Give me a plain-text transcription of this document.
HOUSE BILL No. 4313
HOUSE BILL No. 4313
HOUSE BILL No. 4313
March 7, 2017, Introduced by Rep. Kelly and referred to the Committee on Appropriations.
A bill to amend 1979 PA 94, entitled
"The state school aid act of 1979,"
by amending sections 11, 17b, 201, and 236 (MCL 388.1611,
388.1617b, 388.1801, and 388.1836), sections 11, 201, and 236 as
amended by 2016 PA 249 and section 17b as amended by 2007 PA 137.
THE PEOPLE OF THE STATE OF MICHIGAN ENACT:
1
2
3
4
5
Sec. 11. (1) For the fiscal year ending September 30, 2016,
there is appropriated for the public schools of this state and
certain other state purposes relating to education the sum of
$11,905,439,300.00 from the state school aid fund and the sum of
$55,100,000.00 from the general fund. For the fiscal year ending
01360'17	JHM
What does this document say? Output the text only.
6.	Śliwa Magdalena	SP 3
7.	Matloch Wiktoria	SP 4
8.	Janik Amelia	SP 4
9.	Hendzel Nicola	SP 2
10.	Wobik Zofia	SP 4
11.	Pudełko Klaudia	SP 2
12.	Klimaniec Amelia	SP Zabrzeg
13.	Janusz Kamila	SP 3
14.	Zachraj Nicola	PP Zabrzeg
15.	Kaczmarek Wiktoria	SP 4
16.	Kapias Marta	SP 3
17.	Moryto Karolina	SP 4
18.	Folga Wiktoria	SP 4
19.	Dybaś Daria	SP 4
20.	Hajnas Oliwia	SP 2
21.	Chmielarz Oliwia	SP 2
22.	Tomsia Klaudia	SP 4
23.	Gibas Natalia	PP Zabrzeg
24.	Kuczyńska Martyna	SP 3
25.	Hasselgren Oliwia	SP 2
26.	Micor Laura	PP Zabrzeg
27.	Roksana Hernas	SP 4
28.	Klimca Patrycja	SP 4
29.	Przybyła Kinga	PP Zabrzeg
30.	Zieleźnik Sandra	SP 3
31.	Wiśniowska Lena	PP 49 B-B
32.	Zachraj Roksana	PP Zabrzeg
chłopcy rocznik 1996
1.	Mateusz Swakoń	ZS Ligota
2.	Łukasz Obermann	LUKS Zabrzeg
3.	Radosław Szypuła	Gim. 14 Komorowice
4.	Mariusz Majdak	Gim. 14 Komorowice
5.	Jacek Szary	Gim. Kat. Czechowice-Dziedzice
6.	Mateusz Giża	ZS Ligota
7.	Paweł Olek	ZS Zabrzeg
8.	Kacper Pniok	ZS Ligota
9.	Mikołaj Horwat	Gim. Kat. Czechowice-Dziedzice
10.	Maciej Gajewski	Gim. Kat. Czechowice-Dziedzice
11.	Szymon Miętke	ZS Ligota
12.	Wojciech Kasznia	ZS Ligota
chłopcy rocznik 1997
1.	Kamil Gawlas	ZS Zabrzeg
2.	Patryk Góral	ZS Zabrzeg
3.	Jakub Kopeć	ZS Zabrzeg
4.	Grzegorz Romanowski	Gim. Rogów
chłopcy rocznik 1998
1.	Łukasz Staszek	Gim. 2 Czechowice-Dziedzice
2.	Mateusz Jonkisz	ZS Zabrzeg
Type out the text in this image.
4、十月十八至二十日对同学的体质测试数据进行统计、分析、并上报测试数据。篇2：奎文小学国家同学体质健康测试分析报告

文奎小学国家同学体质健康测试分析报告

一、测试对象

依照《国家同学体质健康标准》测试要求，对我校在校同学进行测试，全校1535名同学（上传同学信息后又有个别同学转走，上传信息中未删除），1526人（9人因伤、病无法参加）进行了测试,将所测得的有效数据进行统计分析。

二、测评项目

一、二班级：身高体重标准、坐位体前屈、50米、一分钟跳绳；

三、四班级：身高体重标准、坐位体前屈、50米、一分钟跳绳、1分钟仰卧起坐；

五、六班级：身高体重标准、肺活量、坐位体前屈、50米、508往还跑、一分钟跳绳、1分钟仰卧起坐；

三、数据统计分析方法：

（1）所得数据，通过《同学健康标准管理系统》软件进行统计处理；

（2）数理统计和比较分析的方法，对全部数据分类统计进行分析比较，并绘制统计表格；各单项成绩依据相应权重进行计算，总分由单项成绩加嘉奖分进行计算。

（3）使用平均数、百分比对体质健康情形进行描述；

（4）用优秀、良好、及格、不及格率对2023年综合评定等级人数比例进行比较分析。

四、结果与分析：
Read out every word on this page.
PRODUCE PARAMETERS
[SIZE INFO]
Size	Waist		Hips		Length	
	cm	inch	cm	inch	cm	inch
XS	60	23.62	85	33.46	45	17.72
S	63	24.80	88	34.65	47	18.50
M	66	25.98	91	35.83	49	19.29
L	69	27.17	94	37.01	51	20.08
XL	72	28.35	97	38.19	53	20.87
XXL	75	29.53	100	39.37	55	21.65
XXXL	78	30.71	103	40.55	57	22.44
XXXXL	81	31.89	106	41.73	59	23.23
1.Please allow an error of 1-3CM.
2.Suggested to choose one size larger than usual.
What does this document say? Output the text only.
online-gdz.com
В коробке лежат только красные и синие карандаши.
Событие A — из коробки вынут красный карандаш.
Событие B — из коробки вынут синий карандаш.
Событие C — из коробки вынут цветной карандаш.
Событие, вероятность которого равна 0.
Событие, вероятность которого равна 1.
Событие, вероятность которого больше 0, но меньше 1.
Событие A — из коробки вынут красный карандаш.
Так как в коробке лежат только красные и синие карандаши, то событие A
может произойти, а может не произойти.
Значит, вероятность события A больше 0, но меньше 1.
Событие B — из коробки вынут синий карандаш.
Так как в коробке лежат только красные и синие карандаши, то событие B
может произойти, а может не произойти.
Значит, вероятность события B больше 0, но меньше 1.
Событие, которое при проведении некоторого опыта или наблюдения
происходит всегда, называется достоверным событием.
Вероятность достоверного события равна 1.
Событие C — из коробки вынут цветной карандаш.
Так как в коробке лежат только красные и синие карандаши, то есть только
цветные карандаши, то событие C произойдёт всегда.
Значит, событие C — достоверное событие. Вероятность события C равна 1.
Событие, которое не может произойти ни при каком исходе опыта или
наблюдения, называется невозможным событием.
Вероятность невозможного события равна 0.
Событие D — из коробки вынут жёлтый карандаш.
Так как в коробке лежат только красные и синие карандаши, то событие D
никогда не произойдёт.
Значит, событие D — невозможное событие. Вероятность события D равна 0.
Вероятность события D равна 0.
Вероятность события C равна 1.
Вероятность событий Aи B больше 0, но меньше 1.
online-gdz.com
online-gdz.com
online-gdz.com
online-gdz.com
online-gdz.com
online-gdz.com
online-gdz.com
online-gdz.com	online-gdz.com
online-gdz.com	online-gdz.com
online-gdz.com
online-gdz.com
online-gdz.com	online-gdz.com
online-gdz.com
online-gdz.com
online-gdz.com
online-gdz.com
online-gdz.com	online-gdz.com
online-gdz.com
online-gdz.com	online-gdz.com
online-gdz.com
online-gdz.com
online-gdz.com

----------

**Exercise objective**: Filter the records down to the lines that contain the string "chłopcy", and copy those lines.

**Finished task**:
chłopcy rocznik 1996
chłopcy rocznik 1997
chłopcy rocznik 1998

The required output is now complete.